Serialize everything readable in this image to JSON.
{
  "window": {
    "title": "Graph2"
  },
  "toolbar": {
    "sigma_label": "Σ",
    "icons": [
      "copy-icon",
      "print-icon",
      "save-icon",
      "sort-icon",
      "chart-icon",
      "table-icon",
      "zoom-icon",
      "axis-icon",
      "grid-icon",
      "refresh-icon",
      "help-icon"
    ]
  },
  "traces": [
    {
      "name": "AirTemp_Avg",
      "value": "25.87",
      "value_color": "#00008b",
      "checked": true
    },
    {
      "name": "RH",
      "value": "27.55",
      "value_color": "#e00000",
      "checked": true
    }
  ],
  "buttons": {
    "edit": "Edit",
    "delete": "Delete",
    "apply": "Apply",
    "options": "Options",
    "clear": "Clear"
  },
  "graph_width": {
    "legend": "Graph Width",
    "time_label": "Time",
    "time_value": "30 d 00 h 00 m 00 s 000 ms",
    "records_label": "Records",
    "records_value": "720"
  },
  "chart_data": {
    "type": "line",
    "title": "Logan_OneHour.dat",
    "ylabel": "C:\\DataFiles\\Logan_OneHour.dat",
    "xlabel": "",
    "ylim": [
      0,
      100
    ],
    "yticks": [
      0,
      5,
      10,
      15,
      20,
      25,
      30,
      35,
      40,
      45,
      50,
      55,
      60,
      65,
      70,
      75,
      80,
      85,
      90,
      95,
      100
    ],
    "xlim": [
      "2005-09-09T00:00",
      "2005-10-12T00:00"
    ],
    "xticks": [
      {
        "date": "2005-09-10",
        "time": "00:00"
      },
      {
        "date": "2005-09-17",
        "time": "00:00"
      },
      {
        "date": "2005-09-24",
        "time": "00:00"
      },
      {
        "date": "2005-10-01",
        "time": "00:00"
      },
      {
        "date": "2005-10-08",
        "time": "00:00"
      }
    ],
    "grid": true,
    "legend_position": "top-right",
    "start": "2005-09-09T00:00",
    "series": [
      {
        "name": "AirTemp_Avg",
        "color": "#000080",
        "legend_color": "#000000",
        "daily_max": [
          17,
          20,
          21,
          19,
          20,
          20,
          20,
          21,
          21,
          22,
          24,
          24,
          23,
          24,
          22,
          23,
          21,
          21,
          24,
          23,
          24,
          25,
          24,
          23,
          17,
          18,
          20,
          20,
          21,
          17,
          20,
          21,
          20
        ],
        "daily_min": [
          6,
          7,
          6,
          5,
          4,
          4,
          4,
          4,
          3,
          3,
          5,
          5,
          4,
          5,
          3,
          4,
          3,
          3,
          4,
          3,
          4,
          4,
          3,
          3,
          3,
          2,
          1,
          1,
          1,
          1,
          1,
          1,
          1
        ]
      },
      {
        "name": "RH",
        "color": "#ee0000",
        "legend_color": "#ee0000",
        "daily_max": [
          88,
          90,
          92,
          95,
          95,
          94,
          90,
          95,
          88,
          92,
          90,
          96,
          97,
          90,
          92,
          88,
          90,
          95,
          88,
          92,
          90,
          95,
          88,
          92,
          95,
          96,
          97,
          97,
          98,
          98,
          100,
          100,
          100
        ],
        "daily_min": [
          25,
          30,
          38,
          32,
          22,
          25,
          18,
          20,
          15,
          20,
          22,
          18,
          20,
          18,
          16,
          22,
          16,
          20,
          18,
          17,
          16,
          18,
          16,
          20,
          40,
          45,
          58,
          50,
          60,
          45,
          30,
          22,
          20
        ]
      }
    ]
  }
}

* [Task to complete]: Please reproduce each line exactly as written.

* [The result]:
Serialize everything readable in this image to JSON.
{
  "window": {
    "title": "Graph2"
  },
  "toolbar": {
    "sigma_label": "Σ",
    "icons": [
      "copy-icon",
      "print-icon",
      "save-icon",
      "sort-icon",
      "chart-icon",
      "table-icon",
      "zoom-icon",
      "axis-icon",
      "grid-icon",
      "refresh-icon",
      "help-icon"
    ]
  },
  "traces": [
    {
      "name": "AirTemp_Avg",
      "value": "25.87",
      "value_color": "#00008b",
      "checked": true
    },
    {
      "name": "RH",
      "value": "27.55",
      "value_color": "#e00000",
      "checked": true
    }
  ],
  "buttons": {
    "edit": "Edit",
    "delete": "Delete",
    "apply": "Apply",
    "options": "Options",
    "clear": "Clear"
  },
  "graph_width": {
    "legend": "Graph Width",
    "time_label": "Time",
    "time_value": "30 d 00 h 00 m 00 s 000 ms",
    "records_label": "Records",
    "records_value": "720"
  },
  "chart_data": {
    "type": "line",
    "title": "Logan_OneHour.dat",
    "ylabel": "C:\\DataFiles\\Logan_OneHour.dat",
    "xlabel": "",
    "ylim": [
      0,
      100
    ],
    "yticks": [
      0,
      5,
      10,
      15,
      20,
      25,
      30,
      35,
      40,
      45,
      50,
      55,
      60,
      65,
      70,
      75,
      80,
      85,
      90,
      95,
      100
    ],
    "xlim": [
      "2005-09-09T00:00",
      "2005-10-12T00:00"
    ],
    "xticks": [
      {
        "date": "2005-09-10",
        "time": "00:00"
      },
      {
        "date": "2005-09-17",
        "time": "00:00"
      },
      {
        "date": "2005-09-24",
        "time": "00:00"
      },
      {
        "date": "2005-10-01",
        "time": "00:00"
      },
      {
        "date": "2005-10-08",
        "time": "00:00"
      }
    ],
    "grid": true,
    "legend_position": "top-right",
    "start": "2005-09-09T00:00",
    "series": [
      {
        "name": "AirTemp_Avg",
        "color": "#000080",
        "legend_color": "#000000",
        "daily_max": [
          17,
          20,
          21,
          19,
          20,
          20,
          20,
          21,
          21,
          22,
          24,
          24,
          23,
          24,
          22,
          23,
          21,
          21,
          24,
          23,
          24,
          25,
          24,
          23,
          17,
          18,
          20,
          20,
          21,
          17,
          20,
          21,
          20
        ],
        "daily_min": [
          6,
          7,
          6,
          5,
          4,
          4,
          4,
          4,
          3,
          3,
          5,
          5,
          4,
          5,
          3,
          4,
          3,
          3,
          4,
          3,
          4,
          4,
          3,
          3,
          3,
          2,
          1,
          1,
          1,
          1,
          1,
          1,
          1
        ]
      },
      {
        "name": "RH",
        "color": "#ee0000",
        "legend_color": "#ee0000",
        "daily_max": [
          88,
          90,
          92,
          95,
          95,
          94,
          90,
          95,
          88,
          92,
          90,
          96,
          97,
          90,
          92,
          88,
          90,
          95,
          88,
          92,
          90,
          95,
          88,
          92,
          95,
          96,
          97,
          97,
          98,
          98,
          100,
          100,
          100
        ],
        "daily_min": [
          25,
          30,
          38,
          32,
          22,
          25,
          18,
          20,
          15,
          20,
          22,
          18,
          20,
          18,
          16,
          22,
          16,
          20,
          18,
          17,
          16,
          18,
          16,
          20,
          40,
          45,
          58,
          50,
          60,
          45,
          30,
          22,
          20
        ]
      }
    ]
  }
}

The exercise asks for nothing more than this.